## Çözülecek Problem
Serik Belediyesiyle ilgili meclis konuşmasında "6 Mayıs günüyse" ile "Nasıl olsun ki?" arasında kalan kısmı, bu iki ifade de dahil olmak üzere hiçbir değişiklik yapmadan tekrarlayın.

## Metin Alıntısı
# # # #

| Konu: | CHP Grubu önerisi münasebetiyle |
| Yasama Yılı: | 3 |
| Birleşim: | 114 |
| Tarih: | 16.07.2020 |
İYİ PARTİ GRUBU ADINA FERİDUN BAHŞİ (Antalya) - Sayın Başkan, değerli milletvekilleri; CHP grup önerisi üzerine söz aldım, hepinizi saygıyla selamlıyorum.
Değerli milletvekilleri, Serik Belediyesinde meydana gelen rüşvet olayları, yolsuzluklar uzunca bir süredir kamuoyunda tartışılmaktaydı, hatta bu tartışmaların somutlaşmış hâli, 2018 Sayıştay raporlarında da yer aldı. Sayıştayın 2018 yılı raporunda, Belek ve Kadriye Beach Parklarının, Belediye Meclisi kararıyla bedelsiz ve süresiz olarak SİN-KAR şirketine devredildiği belirtildi. Yereldeyse bu devirden belediye başkanının, daha doğrusu belediyenin 500 bin lira rüşvet aldığı belirtildi. Turizm Bakanlığı da bu bölgedeki ranta müdahale edip başlattığı çevre düzenleme planıyla, halkın denizden yararlanması için ayrılan günübirlik tesis alanlarının büyük bir kısmını turizm tesis alanına dönüştürerek yandaşlarına rant sağlama telaşına düştü.
Hatta konuyla ilgili o tarihte Turizm Bakanının cevaplaması istemiyle verdiğimiz soru önergesine hâlâ cevap verilmedi. Tabii ki diğer kıyı yağmalarıyla ilgili sorduğumuz soru önergelerine de bugüne kadar hiç cevap alamadık.
6 Mayıs günüyse Dışişleri, Turizm Bakanları ve AK PARTİ, MHP milletvekilleri ve yerel yöneticilerinin katıldığı toplantıda, Turizm Bakanının 500 bin lira rüşveti gündeme getirmesine Serik Belediye Başkanı tepki göstermiş, Dışişleri Bakanı da rüşvetin önceki dönemde alındığını beyan etmişti. Serik'in önceki belediye başkanı da AK PARTİ'liydi. Konuyla ilgili bugüne kadar bir dava açıldı mı? Tabii ki hayır. Dava açılmasıyla ilgili bir umudumuz var mı? Elbette hayır. Nasıl olsun ki?

# # # #

## Sağlanan Öğeler
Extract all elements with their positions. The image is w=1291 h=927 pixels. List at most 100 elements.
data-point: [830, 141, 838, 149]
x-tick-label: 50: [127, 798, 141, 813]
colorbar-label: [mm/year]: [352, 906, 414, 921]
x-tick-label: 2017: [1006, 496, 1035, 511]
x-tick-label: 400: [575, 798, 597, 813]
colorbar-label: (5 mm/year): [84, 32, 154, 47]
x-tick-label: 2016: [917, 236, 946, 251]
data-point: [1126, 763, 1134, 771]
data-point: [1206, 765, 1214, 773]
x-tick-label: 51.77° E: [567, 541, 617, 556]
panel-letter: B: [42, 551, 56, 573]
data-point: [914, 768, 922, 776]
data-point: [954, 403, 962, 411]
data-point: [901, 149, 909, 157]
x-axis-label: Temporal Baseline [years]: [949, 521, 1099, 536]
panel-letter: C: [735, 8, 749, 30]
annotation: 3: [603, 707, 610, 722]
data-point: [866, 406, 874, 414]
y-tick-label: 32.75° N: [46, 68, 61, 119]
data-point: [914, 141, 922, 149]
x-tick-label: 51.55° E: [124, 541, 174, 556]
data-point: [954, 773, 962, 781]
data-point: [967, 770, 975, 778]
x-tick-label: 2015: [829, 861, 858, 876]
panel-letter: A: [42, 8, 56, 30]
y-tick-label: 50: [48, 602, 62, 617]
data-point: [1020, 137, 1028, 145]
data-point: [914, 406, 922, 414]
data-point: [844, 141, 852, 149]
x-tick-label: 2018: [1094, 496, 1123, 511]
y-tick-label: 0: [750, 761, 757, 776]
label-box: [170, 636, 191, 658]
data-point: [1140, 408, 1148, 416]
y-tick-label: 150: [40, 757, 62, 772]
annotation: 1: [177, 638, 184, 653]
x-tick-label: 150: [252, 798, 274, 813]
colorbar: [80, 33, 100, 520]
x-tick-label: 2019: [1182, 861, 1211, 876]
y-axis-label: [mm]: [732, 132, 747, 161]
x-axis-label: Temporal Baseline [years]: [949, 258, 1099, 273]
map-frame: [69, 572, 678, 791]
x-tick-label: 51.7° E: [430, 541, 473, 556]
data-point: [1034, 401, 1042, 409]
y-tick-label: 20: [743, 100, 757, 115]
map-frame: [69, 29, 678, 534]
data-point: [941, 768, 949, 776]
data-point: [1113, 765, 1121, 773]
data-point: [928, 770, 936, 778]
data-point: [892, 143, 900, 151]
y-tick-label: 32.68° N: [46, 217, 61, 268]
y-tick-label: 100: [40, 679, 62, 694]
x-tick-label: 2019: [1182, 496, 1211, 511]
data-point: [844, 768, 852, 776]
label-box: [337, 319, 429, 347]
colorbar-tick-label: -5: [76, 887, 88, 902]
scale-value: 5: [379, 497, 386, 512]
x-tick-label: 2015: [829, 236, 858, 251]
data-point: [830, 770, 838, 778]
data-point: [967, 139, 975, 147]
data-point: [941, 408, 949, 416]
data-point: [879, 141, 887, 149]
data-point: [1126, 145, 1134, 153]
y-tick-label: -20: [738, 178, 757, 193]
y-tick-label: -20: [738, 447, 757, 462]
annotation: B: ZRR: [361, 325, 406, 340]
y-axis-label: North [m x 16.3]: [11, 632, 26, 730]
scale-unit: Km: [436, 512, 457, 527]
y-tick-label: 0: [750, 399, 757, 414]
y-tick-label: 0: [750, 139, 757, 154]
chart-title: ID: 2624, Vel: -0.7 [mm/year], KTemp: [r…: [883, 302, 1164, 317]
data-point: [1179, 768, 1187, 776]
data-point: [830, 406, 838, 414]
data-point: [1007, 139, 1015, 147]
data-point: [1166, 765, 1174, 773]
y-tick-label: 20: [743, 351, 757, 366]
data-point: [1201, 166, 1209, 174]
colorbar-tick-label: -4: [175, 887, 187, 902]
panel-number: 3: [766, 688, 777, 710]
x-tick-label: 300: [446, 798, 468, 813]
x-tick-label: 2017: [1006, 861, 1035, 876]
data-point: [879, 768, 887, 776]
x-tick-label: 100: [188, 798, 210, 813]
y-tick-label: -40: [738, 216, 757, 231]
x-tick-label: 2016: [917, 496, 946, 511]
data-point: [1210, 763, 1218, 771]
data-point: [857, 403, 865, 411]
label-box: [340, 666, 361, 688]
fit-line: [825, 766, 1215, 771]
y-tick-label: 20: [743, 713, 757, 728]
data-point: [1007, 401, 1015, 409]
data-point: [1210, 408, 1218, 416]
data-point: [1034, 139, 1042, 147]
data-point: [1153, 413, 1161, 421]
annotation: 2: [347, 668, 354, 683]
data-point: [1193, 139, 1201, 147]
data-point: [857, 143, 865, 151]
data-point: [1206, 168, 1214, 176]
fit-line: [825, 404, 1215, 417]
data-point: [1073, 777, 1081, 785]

# # # #

## Ayrıntılı Çözüm
6 Mayıs günüyse Dışişleri, Turizm Bakanları ve AK PARTİ, MHP milletvekilleri ve yerel yöneticilerinin katıldığı toplantıda, Turizm Bakanının 500 bin lira rüşveti gündeme getirmesine Serik Belediye Başkanı tepki göstermiş, Dışişleri Bakanı da rüşvetin önceki dönemde alındığını beyan etmişti. Serik'in önceki belediye başkanı da AK PARTİ'liydi. Konuyla ilgili bugüne kadar bir dava açıldı mı? Tabii ki hayır. Dava açılmasıyla ilgili bir umudumuz var mı? Elbette hayır. Nasıl olsun ki?